[Stored entries]

--------------------------------

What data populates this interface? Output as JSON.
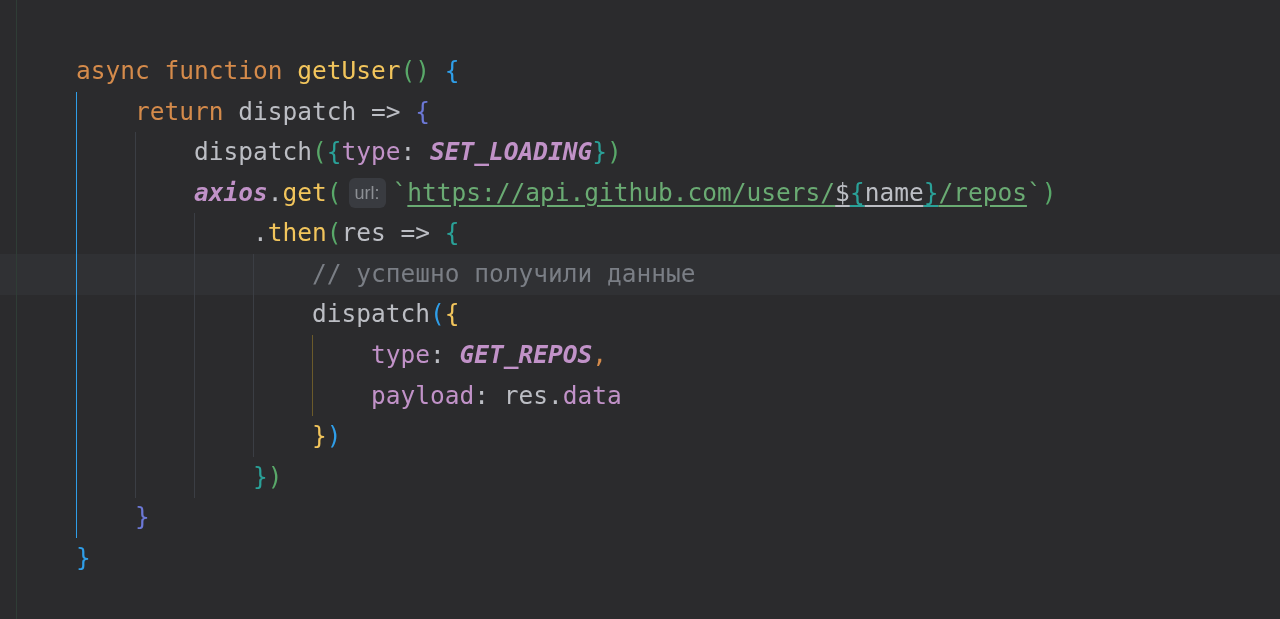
{
  "editor": {
    "lines": [
      {
        "current": false,
        "tokens": [
          {
            "kind": "plain",
            "color": "#d58b4b",
            "text": "async function "
          },
          {
            "kind": "plain",
            "color": "#f2c55c",
            "text": "getUser"
          },
          {
            "kind": "plain",
            "color": "#59a869",
            "text": "()"
          },
          {
            "kind": "plain",
            "color": "#2f9ee8",
            "text": " {"
          }
        ],
        "children": [
          {
            "current": false,
            "tokens": [
              {
                "kind": "plain",
                "color": "#d58b4b",
                "text": "return "
              },
              {
                "kind": "plain",
                "color": "#bcbec4",
                "text": "dispatch => "
              },
              {
                "kind": "plain",
                "color": "#6c78d6",
                "text": "{"
              }
            ],
            "children": [
              {
                "current": false,
                "tokens": [
                  {
                    "kind": "plain",
                    "color": "#bcbec4",
                    "text": "dispatch"
                  },
                  {
                    "kind": "plain",
                    "color": "#59a869",
                    "text": "("
                  },
                  {
                    "kind": "plain",
                    "color": "#2aa198",
                    "text": "{"
                  },
                  {
                    "kind": "plain",
                    "color": "#c192c8",
                    "text": "type"
                  },
                  {
                    "kind": "plain",
                    "color": "#bcbec4",
                    "text": ": "
                  },
                  {
                    "kind": "emphasis",
                    "color": "#c192c8",
                    "text": "SET_LOADING"
                  },
                  {
                    "kind": "plain",
                    "color": "#2aa198",
                    "text": "}"
                  },
                  {
                    "kind": "plain",
                    "color": "#59a869",
                    "text": ")"
                  }
                ]
              },
              {
                "current": false,
                "tokens": [
                  {
                    "kind": "emphasis",
                    "color": "#c192c8",
                    "text": "axios"
                  },
                  {
                    "kind": "plain",
                    "color": "#bcbec4",
                    "text": "."
                  },
                  {
                    "kind": "plain",
                    "color": "#f2c55c",
                    "text": "get"
                  },
                  {
                    "kind": "plain",
                    "color": "#59a869",
                    "text": "("
                  },
                  {
                    "kind": "hint",
                    "color": "#8c8f94",
                    "text": "url:"
                  },
                  {
                    "kind": "plain",
                    "color": "#6aab73",
                    "text": "`"
                  },
                  {
                    "kind": "link",
                    "color": "#6aab73",
                    "text": "https://api.github.com/users/"
                  },
                  {
                    "kind": "link",
                    "color": "#bcbec4",
                    "text": "$"
                  },
                  {
                    "kind": "link",
                    "color": "#2aa198",
                    "text": "{"
                  },
                  {
                    "kind": "link",
                    "color": "#bcbec4",
                    "text": "name"
                  },
                  {
                    "kind": "link",
                    "color": "#2aa198",
                    "text": "}"
                  },
                  {
                    "kind": "link",
                    "color": "#6aab73",
                    "text": "/repos"
                  },
                  {
                    "kind": "plain",
                    "color": "#6aab73",
                    "text": "`"
                  },
                  {
                    "kind": "plain",
                    "color": "#59a869",
                    "text": ")"
                  }
                ],
                "children": [
                  {
                    "current": false,
                    "tokens": [
                      {
                        "kind": "plain",
                        "color": "#bcbec4",
                        "text": "."
                      },
                      {
                        "kind": "plain",
                        "color": "#f2c55c",
                        "text": "then"
                      },
                      {
                        "kind": "plain",
                        "color": "#59a869",
                        "text": "("
                      },
                      {
                        "kind": "plain",
                        "color": "#bcbec4",
                        "text": "res => "
                      },
                      {
                        "kind": "plain",
                        "color": "#2aa198",
                        "text": "{"
                      }
                    ],
                    "children": [
                      {
                        "current": true,
                        "tokens": [
                          {
                            "kind": "plain",
                            "color": "#7a7e85",
                            "text": "// успешно получили данные"
                          }
                        ]
                      },
                      {
                        "current": false,
                        "tokens": [
                          {
                            "kind": "plain",
                            "color": "#bcbec4",
                            "text": "dispatch"
                          },
                          {
                            "kind": "plain",
                            "color": "#2f9ee8",
                            "text": "("
                          },
                          {
                            "kind": "plain",
                            "color": "#f2c55c",
                            "text": "{"
                          }
                        ],
                        "children": [
                          {
                            "current": false,
                            "tokens": [
                              {
                                "kind": "plain",
                                "color": "#c192c8",
                                "text": "type"
                              },
                              {
                                "kind": "plain",
                                "color": "#bcbec4",
                                "text": ": "
                              },
                              {
                                "kind": "emphasis",
                                "color": "#c192c8",
                                "text": "GET_REPOS"
                              },
                              {
                                "kind": "plain",
                                "color": "#d58b4b",
                                "text": ","
                              }
                            ]
                          },
                          {
                            "current": false,
                            "tokens": [
                              {
                                "kind": "plain",
                                "color": "#c192c8",
                                "text": "payload"
                              },
                              {
                                "kind": "plain",
                                "color": "#bcbec4",
                                "text": ": res."
                              },
                              {
                                "kind": "plain",
                                "color": "#c192c8",
                                "text": "data"
                              }
                            ]
                          }
                        ]
                      },
                      {
                        "current": false,
                        "tokens": [
                          {
                            "kind": "plain",
                            "color": "#f2c55c",
                            "text": "}"
                          },
                          {
                            "kind": "plain",
                            "color": "#2f9ee8",
                            "text": ")"
                          }
                        ]
                      }
                    ]
                  },
                  {
                    "current": false,
                    "tokens": [
                      {
                        "kind": "plain",
                        "color": "#2aa198",
                        "text": "}"
                      },
                      {
                        "kind": "plain",
                        "color": "#59a869",
                        "text": ")"
                      }
                    ]
                  }
                ]
              }
            ]
          },
          {
            "current": false,
            "tokens": [
              {
                "kind": "plain",
                "color": "#6c78d6",
                "text": "}"
              }
            ]
          }
        ]
      },
      {
        "current": false,
        "tokens": [
          {
            "kind": "plain",
            "color": "#2f9ee8",
            "text": "}"
          }
        ]
      }
    ]
  }
}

--------------------------------

Identify the lines that contain the string "data", and copy every one of them.

=== WRITTEN SOLUTION ===
What data populates this interface? Output as JSON.
                                "text": "data"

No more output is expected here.